[WHAT YOU HAVE TO DO]
Gather all lines containing the string "Click" and copy them out.

== PROVIDED RECORDS

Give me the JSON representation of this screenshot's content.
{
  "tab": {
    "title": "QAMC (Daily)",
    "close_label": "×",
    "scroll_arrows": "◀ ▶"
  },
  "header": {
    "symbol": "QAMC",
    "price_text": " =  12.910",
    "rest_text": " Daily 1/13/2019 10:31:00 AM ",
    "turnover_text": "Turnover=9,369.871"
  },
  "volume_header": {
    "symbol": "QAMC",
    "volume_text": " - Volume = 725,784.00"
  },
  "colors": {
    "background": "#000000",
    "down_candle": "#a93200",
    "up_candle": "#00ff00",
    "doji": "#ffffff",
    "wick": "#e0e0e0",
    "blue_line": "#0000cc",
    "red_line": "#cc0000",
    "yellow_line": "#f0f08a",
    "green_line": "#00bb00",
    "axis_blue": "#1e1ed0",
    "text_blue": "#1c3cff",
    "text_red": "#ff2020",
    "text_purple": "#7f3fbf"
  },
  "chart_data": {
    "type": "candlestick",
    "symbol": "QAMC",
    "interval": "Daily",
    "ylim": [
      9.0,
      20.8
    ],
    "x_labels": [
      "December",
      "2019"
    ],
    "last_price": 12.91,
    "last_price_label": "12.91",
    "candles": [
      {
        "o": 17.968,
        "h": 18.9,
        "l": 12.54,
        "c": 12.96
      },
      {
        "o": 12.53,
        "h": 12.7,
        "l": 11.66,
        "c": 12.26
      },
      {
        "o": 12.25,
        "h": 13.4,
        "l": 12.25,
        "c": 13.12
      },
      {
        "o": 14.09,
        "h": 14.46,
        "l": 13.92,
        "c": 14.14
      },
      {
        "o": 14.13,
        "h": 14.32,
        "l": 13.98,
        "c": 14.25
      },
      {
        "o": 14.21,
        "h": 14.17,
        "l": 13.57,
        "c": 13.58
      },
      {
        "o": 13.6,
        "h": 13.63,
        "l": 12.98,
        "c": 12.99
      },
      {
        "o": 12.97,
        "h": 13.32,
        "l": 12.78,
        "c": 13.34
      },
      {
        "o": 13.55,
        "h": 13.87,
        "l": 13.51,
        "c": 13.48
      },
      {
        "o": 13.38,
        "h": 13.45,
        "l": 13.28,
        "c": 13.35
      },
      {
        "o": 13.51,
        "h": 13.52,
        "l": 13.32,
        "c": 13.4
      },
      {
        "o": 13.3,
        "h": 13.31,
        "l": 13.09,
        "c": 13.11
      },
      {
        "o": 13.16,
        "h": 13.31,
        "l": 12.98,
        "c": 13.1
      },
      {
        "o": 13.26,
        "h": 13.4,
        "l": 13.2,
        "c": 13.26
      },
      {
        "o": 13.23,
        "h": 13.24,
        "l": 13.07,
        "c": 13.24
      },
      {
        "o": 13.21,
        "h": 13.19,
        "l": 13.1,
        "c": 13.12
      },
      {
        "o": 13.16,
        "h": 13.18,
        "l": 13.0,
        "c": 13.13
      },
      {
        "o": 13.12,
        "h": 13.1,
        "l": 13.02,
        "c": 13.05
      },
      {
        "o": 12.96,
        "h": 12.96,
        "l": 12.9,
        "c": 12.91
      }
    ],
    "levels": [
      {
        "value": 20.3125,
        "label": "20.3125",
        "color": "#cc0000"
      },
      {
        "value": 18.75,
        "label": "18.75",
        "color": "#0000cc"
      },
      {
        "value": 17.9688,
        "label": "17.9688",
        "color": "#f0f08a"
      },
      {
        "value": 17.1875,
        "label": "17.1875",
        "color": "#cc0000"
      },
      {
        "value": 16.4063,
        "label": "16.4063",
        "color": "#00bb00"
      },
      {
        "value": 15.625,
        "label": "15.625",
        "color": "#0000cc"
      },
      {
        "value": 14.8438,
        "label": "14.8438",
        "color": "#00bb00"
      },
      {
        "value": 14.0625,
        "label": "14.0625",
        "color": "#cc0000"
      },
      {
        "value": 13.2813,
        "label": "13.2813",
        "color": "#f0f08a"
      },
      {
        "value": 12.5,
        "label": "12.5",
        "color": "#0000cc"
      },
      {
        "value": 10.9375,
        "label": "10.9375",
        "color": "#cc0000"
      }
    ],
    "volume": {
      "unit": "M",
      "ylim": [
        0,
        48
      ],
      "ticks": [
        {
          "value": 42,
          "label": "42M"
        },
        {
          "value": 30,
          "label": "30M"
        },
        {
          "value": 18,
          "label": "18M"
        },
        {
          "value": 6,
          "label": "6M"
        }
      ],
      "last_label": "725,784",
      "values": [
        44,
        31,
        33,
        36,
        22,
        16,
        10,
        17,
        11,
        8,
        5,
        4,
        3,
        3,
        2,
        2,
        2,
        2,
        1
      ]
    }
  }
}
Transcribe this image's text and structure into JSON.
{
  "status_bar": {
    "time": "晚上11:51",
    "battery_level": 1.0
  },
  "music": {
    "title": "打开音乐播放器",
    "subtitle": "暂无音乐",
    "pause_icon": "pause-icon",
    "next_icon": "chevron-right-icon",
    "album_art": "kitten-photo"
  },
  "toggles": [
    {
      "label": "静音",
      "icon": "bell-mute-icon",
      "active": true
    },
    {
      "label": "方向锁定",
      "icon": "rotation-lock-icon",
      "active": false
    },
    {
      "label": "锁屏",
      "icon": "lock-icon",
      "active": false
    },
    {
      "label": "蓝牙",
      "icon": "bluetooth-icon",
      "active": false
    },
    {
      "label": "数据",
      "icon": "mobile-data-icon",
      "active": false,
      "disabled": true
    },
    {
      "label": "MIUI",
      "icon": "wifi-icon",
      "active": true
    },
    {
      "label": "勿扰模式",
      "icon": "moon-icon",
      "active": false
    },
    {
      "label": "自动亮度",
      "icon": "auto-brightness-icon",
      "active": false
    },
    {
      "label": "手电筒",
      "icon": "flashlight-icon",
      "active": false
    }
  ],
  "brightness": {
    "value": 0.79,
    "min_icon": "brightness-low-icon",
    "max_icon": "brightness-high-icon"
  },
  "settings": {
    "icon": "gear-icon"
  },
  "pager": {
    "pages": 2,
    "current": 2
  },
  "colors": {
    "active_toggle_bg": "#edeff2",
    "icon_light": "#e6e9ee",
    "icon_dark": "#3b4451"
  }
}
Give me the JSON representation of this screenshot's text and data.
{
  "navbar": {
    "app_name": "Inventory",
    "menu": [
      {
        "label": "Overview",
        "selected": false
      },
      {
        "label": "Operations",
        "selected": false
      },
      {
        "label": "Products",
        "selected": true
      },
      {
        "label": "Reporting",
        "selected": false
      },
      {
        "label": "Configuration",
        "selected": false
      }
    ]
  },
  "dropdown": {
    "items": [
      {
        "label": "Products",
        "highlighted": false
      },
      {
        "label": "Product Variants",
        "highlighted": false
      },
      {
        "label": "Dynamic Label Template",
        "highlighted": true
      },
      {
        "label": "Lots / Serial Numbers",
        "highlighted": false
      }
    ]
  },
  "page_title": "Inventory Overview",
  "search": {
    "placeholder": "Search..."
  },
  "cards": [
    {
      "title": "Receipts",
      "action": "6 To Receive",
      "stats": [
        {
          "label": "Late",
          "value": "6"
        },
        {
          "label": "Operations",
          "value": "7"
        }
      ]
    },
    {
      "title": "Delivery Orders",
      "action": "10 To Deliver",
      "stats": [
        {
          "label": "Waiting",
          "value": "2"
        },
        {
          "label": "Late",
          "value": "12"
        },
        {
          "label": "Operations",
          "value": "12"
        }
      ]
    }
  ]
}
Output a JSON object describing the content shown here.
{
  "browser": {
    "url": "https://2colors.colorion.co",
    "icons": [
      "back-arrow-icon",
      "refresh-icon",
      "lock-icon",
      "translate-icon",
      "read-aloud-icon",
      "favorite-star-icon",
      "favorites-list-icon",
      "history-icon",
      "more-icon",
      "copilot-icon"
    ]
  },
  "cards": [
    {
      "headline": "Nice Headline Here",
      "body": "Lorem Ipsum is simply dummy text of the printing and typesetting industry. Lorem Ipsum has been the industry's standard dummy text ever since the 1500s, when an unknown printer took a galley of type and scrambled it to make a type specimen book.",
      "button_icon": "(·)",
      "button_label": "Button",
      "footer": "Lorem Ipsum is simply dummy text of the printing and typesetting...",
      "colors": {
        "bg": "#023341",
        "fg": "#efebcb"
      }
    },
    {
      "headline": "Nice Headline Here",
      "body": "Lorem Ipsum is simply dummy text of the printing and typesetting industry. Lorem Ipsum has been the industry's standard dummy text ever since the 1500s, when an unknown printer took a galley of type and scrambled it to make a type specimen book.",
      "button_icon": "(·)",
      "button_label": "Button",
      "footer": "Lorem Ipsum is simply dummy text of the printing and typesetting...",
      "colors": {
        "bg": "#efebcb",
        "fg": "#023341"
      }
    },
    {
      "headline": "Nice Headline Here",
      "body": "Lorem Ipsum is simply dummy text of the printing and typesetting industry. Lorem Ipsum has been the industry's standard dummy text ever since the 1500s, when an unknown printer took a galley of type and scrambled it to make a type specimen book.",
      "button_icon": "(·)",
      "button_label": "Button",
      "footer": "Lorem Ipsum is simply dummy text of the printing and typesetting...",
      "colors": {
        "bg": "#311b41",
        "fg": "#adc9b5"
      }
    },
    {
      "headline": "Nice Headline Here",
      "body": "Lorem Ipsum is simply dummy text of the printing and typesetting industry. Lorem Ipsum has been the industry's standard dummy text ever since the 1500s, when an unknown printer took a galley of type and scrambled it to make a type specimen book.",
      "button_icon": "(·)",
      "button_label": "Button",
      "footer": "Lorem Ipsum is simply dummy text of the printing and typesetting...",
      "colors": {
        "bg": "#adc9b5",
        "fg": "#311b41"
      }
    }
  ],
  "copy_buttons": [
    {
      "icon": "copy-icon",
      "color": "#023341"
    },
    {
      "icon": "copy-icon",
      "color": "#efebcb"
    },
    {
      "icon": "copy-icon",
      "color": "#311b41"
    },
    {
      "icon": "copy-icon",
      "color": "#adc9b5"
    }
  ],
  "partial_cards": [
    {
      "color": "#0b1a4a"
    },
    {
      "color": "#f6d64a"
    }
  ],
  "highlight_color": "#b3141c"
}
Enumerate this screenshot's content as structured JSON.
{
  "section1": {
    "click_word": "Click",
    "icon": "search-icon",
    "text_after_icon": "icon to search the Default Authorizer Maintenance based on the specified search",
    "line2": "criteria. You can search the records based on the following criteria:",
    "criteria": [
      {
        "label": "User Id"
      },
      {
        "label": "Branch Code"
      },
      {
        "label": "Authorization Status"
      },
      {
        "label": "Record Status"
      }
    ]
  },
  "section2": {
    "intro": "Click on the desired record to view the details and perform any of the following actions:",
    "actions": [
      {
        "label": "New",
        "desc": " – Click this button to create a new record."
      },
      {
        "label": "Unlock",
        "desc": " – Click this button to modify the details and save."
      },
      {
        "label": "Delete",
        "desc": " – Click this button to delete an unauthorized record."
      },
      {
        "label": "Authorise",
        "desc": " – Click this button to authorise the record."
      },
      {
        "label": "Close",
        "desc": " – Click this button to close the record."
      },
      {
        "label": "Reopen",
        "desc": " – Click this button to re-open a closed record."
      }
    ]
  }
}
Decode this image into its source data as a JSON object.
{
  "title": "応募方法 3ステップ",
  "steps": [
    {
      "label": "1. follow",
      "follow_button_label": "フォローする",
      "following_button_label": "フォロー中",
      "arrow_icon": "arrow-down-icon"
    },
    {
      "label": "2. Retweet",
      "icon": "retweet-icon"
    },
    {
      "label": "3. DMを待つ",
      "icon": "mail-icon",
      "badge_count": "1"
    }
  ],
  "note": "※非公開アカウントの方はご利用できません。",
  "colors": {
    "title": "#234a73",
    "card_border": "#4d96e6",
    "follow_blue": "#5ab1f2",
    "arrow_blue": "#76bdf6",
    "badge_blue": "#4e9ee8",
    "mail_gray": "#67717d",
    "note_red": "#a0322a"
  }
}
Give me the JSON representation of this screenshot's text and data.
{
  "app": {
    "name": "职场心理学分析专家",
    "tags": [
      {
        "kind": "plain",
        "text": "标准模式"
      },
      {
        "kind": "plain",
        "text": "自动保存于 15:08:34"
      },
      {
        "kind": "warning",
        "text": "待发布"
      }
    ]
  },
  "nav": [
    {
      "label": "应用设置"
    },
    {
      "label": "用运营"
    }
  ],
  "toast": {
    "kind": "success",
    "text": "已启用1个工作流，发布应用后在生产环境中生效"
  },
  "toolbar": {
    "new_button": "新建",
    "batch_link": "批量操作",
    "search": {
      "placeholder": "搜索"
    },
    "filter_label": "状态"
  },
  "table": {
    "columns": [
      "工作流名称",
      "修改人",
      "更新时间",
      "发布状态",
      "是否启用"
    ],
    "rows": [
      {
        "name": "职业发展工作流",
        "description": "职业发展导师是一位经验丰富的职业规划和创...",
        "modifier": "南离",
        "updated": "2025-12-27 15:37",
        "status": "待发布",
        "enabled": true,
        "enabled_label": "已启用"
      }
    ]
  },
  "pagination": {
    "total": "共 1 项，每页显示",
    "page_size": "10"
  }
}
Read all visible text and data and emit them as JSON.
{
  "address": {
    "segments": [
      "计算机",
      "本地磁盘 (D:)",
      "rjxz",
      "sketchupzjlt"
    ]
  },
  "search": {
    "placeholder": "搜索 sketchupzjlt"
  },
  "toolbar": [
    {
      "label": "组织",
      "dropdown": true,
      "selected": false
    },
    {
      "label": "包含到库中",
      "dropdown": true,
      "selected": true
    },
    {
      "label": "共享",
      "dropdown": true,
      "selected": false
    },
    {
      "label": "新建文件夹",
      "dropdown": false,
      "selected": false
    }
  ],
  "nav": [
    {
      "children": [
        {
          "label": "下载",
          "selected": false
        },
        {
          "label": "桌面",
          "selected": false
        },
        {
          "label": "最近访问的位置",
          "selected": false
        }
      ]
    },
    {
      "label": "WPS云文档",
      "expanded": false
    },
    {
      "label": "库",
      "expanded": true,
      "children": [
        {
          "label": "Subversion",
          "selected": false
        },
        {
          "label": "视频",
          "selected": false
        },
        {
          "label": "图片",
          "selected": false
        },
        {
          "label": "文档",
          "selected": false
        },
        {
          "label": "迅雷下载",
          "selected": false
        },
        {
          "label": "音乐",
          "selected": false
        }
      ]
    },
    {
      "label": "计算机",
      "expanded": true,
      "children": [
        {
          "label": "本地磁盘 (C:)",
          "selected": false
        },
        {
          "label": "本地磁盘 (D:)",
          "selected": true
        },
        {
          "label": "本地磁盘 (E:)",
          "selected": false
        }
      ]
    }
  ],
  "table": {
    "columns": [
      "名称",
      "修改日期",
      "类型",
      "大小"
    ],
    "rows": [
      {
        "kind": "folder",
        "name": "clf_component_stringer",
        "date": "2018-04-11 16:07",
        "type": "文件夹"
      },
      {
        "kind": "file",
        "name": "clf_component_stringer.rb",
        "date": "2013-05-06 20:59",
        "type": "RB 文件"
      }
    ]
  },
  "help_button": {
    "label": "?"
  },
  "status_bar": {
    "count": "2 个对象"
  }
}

====

[COMPLETE ANSWER]
    "click_word": "Click",
    "intro": "Click on the desired record to view the details and perform any of the following actions:",
        "desc": " – Click this button to create a new record."
        "desc": " – Click this button to modify the details and save."
        "desc": " – Click this button to delete an unauthorized record."
        "desc": " – Click this button to authorise the record."
        "desc": " – Click this button to close the record."
        "desc": " – Click this button to re-open a closed record."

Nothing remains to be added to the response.